» **What you will do**
Reading down the listing below, count the lines where the word "text" shows up, then give only that count.

——————————

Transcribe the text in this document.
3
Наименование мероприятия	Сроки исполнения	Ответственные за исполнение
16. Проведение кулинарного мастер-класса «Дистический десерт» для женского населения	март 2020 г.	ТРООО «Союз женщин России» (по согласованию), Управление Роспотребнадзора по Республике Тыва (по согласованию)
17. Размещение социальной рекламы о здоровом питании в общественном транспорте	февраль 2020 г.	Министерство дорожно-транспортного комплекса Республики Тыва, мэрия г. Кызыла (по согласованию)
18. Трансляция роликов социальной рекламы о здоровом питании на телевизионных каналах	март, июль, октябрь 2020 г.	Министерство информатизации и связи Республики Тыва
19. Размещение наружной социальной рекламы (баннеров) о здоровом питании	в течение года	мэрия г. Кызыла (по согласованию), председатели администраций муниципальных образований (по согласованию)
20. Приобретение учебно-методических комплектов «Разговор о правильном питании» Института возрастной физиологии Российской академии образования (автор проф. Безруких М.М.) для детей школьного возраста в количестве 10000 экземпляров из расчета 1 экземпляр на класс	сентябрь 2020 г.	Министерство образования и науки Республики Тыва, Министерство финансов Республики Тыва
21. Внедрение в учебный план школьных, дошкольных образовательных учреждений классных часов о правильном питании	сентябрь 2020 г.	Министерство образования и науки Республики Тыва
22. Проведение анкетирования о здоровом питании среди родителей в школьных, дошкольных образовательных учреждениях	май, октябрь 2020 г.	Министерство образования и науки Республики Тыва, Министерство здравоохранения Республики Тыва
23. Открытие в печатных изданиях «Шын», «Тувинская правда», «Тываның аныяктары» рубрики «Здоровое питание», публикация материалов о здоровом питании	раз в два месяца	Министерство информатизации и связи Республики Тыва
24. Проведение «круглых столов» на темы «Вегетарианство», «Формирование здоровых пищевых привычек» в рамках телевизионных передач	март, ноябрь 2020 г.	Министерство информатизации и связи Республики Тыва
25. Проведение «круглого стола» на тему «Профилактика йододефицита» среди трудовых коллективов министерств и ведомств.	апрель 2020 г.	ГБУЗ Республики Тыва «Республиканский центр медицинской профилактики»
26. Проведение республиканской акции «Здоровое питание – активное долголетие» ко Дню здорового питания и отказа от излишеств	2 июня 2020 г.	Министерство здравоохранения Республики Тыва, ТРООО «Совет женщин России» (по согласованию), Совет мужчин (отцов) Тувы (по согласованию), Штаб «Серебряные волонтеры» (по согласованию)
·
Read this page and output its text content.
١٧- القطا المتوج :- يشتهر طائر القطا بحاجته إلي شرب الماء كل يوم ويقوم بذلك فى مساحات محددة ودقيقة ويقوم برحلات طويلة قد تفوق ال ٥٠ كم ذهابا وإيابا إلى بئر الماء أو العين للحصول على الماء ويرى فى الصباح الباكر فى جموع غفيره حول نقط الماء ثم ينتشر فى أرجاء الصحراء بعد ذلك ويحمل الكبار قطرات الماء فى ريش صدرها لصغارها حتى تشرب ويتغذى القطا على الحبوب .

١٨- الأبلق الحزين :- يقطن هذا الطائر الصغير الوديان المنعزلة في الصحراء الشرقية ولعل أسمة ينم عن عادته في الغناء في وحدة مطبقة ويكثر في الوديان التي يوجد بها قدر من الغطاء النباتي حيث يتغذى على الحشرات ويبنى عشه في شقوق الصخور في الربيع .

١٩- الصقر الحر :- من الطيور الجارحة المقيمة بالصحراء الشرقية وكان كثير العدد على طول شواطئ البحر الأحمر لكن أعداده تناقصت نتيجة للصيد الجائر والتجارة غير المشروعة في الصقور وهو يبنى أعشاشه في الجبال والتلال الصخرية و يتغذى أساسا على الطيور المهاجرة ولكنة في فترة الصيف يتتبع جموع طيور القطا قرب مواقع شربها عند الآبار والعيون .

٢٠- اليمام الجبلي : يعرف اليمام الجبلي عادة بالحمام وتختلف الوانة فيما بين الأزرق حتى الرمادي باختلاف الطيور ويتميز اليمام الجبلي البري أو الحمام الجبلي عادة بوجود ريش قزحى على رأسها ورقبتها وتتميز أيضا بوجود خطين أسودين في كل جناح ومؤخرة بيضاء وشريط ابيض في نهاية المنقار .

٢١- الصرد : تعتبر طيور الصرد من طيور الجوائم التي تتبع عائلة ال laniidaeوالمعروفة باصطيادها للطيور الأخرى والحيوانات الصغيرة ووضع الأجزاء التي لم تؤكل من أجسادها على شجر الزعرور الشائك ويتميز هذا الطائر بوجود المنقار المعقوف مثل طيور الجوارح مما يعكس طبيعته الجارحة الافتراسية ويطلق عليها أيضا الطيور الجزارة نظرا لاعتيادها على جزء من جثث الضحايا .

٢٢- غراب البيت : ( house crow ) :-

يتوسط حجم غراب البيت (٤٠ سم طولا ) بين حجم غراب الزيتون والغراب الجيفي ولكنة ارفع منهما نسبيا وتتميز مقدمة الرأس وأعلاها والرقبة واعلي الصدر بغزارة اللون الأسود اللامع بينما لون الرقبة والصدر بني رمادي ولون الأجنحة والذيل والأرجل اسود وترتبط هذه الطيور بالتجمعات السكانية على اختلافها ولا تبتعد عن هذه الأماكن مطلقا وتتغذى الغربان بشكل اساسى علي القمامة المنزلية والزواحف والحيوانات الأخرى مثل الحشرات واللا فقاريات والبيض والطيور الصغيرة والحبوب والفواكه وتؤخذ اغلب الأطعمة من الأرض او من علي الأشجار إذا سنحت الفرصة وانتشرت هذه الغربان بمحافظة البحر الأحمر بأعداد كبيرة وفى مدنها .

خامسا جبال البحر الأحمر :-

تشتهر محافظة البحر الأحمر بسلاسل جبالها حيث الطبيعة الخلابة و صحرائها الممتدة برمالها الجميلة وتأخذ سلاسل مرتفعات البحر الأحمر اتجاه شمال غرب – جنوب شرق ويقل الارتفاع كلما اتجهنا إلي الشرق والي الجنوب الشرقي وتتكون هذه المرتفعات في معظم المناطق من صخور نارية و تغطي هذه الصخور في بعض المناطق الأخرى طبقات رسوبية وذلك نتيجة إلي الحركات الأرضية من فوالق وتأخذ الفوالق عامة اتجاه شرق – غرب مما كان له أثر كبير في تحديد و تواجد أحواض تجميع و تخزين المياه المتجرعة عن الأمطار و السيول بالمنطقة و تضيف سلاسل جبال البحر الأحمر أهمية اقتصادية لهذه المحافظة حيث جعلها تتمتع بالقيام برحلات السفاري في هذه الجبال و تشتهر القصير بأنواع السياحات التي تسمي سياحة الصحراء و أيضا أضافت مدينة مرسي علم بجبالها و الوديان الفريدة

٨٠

——————————

» **Output for this task**
2